*DIRECTIVE:* Please list all lines of the material below in which the string "ColdChain" occurs.

[Some records]
* * * * *

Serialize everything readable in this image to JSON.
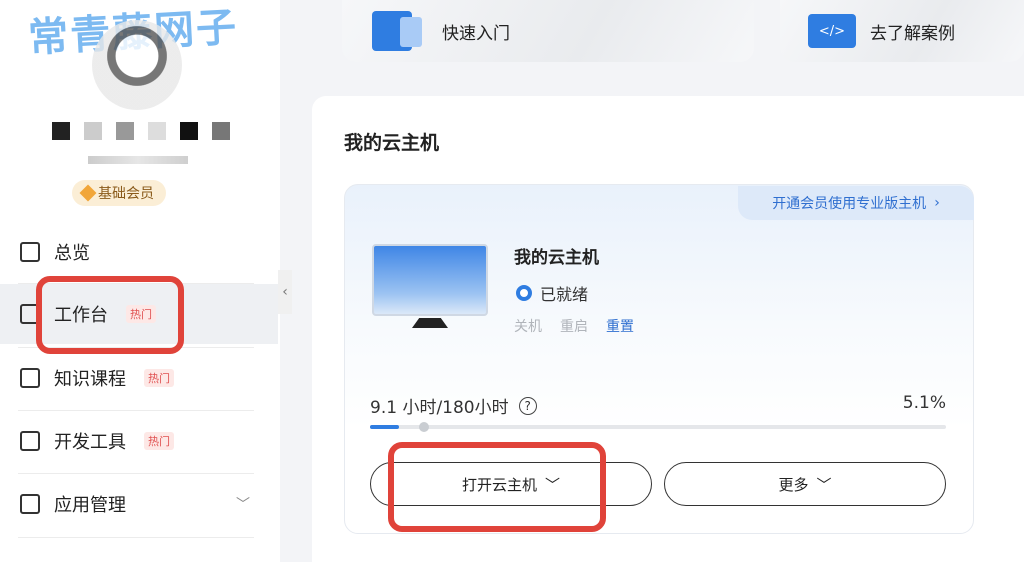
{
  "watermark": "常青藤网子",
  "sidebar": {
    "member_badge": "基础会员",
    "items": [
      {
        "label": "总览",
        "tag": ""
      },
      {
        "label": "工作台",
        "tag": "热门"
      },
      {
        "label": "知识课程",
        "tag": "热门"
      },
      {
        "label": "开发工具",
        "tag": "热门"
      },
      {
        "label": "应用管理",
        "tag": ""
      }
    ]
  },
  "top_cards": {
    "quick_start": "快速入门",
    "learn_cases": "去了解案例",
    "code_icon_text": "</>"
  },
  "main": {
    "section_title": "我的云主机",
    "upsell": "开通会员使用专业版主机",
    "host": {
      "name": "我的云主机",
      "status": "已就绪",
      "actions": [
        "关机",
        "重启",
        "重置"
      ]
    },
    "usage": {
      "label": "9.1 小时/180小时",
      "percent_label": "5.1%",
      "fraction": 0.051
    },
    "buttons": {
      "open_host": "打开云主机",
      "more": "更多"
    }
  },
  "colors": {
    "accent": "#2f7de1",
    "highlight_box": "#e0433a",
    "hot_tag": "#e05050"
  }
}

* * * * *

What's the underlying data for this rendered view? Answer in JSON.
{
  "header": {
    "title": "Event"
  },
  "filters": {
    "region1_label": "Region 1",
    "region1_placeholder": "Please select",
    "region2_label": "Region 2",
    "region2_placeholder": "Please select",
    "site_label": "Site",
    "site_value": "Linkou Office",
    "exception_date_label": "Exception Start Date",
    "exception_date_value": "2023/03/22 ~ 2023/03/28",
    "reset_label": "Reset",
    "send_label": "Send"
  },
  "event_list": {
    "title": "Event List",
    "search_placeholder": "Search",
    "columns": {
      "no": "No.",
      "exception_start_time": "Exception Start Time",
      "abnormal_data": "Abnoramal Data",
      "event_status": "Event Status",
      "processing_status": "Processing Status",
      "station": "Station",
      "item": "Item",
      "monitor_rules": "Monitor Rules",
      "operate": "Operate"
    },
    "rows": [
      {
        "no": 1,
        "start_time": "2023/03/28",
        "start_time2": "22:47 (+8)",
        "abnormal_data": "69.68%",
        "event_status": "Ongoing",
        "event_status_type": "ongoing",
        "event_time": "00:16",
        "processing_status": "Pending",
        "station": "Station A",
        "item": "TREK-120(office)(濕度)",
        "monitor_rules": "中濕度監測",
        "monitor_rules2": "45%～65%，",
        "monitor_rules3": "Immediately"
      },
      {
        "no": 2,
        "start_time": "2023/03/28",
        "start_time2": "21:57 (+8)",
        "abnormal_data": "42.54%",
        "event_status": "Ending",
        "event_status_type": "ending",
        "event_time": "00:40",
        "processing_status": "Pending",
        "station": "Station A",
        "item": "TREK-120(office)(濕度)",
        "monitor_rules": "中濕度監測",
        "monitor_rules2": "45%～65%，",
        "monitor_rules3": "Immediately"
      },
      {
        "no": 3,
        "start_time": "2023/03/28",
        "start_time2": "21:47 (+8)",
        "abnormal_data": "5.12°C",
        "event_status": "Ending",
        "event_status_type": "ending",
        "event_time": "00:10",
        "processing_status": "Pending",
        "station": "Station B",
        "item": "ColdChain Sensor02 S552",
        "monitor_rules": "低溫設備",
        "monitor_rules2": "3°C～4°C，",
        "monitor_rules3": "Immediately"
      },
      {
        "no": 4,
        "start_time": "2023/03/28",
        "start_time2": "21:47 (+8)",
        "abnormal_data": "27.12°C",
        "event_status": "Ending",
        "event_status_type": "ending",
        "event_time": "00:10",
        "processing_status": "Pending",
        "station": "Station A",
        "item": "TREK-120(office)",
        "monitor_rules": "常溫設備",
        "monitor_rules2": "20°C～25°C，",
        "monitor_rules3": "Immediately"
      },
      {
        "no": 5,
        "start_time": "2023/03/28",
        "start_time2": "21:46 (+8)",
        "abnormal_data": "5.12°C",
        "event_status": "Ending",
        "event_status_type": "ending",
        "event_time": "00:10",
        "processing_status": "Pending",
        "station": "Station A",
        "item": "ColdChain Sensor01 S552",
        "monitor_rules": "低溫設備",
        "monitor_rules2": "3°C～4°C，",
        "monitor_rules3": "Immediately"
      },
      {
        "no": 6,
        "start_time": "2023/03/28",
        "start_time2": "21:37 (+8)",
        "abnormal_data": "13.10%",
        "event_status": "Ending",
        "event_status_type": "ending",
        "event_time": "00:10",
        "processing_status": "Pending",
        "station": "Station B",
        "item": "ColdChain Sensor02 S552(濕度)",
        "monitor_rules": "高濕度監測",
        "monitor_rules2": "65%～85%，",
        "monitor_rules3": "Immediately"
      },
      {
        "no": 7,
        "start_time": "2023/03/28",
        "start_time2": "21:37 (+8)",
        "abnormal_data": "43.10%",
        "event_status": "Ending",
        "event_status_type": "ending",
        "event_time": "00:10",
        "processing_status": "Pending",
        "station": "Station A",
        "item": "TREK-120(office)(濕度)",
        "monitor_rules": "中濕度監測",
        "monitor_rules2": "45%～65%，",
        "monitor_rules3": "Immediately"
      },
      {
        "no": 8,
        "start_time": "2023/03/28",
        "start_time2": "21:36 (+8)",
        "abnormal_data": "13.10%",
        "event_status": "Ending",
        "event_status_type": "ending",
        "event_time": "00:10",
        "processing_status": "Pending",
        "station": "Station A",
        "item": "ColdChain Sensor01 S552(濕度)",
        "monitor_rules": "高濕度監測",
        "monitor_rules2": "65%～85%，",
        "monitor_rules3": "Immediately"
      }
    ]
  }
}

* * * * *

*TASK RESULT:*
        "item": "ColdChain Sensor02 S552",
        "item": "ColdChain Sensor01 S552",
        "item": "ColdChain Sensor02 S552(濕度)",
        "item": "ColdChain Sensor01 S552(濕度)",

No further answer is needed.